**Task objective:** Copy out every line exactly, passing over the pictures.

**Extracted entries:**
****************

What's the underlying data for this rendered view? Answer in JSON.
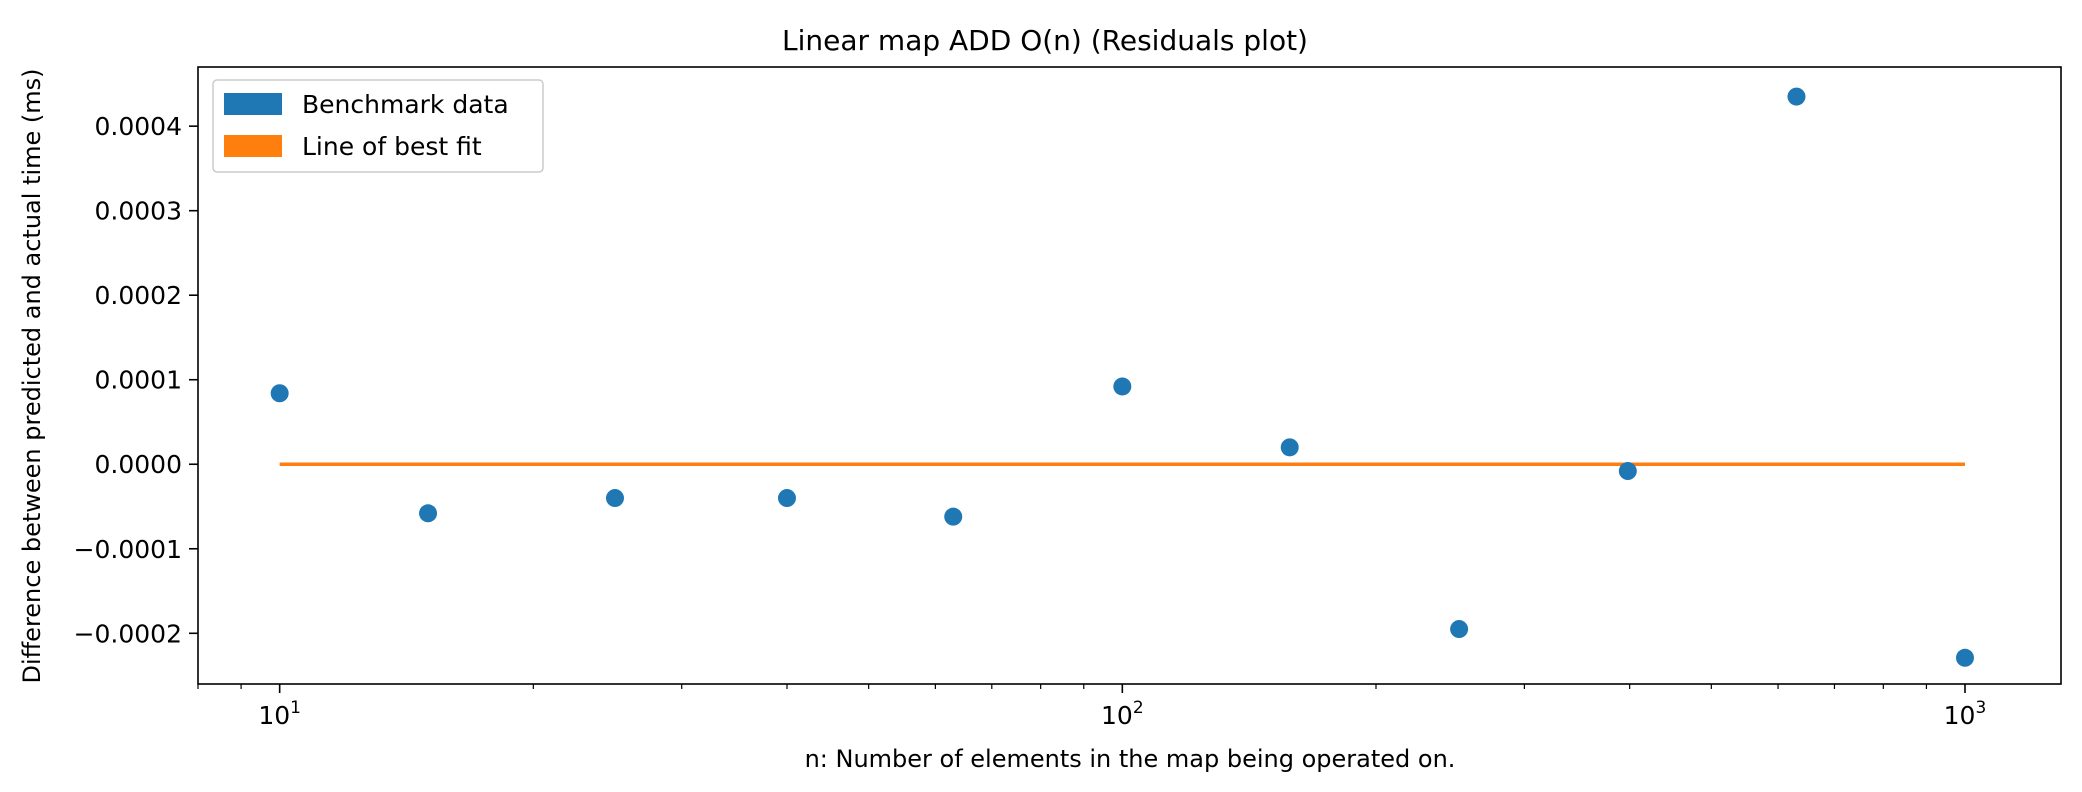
{
  "chart_data": {
    "type": "scatter",
    "title": "Linear map ADD O(n)  (Residuals plot)",
    "xlabel": "n: Number of elements in the map being operated on.",
    "ylabel": "Difference between predicted and actual time (ms)",
    "xscale": "log",
    "xlim": [
      8.0,
      1300
    ],
    "ylim": [
      -0.00026,
      0.00047
    ],
    "grid": false,
    "legend_position": "top-left",
    "x_ticks": [
      {
        "value": 10,
        "base": "10",
        "exp": "1"
      },
      {
        "value": 100,
        "base": "10",
        "exp": "2"
      },
      {
        "value": 1000,
        "base": "10",
        "exp": "3"
      }
    ],
    "y_ticks": [
      {
        "value": 0.0004,
        "label": "0.0004"
      },
      {
        "value": 0.0003,
        "label": "0.0003"
      },
      {
        "value": 0.0002,
        "label": "0.0002"
      },
      {
        "value": 0.0001,
        "label": "0.0001"
      },
      {
        "value": 0.0,
        "label": "0.0000"
      },
      {
        "value": -0.0001,
        "label": "−0.0001"
      },
      {
        "value": -0.0002,
        "label": "−0.0002"
      }
    ],
    "series": [
      {
        "name": "Benchmark data",
        "kind": "scatter",
        "color": "#1f77b4",
        "x": [
          10,
          15,
          25,
          40,
          63,
          100,
          158,
          251,
          398,
          631,
          1000
        ],
        "y": [
          8.4e-05,
          -5.8e-05,
          -4e-05,
          -4e-05,
          -6.2e-05,
          9.2e-05,
          2e-05,
          -0.000195,
          -8e-06,
          0.000435,
          -0.000229
        ]
      },
      {
        "name": "Line of best fit",
        "kind": "line",
        "color": "#ff7f0e",
        "x": [
          10,
          1000
        ],
        "y": [
          0.0,
          0.0
        ]
      }
    ]
  }
}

****************

**Task solution:**
What's the underlying data for this rendered view? Answer in JSON.
{
  "chart_data": {
    "type": "scatter",
    "title": "Linear map ADD O(n)  (Residuals plot)",
    "xlabel": "n: Number of elements in the map being operated on.",
    "ylabel": "Difference between predicted and actual time (ms)",
    "xscale": "log",
    "xlim": [
      8.0,
      1300
    ],
    "ylim": [
      -0.00026,
      0.00047
    ],
    "grid": false,
    "legend_position": "top-left",
    "x_ticks": [
      {
        "value": 10,
        "base": "10",
        "exp": "1"
      },
      {
        "value": 100,
        "base": "10",
        "exp": "2"
      },
      {
        "value": 1000,
        "base": "10",
        "exp": "3"
      }
    ],
    "y_ticks": [
      {
        "value": 0.0004,
        "label": "0.0004"
      },
      {
        "value": 0.0003,
        "label": "0.0003"
      },
      {
        "value": 0.0002,
        "label": "0.0002"
      },
      {
        "value": 0.0001,
        "label": "0.0001"
      },
      {
        "value": 0.0,
        "label": "0.0000"
      },
      {
        "value": -0.0001,
        "label": "−0.0001"
      },
      {
        "value": -0.0002,
        "label": "−0.0002"
      }
    ],
    "series": [
      {
        "name": "Benchmark data",
        "kind": "scatter",
        "color": "#1f77b4",
        "x": [
          10,
          15,
          25,
          40,
          63,
          100,
          158,
          251,
          398,
          631,
          1000
        ],
        "y": [
          8.4e-05,
          -5.8e-05,
          -4e-05,
          -4e-05,
          -6.2e-05,
          9.2e-05,
          2e-05,
          -0.000195,
          -8e-06,
          0.000435,
          -0.000229
        ]
      },
      {
        "name": "Line of best fit",
        "kind": "line",
        "color": "#ff7f0e",
        "x": [
          10,
          1000
        ],
        "y": [
          0.0,
          0.0
        ]
      }
    ]
  }
}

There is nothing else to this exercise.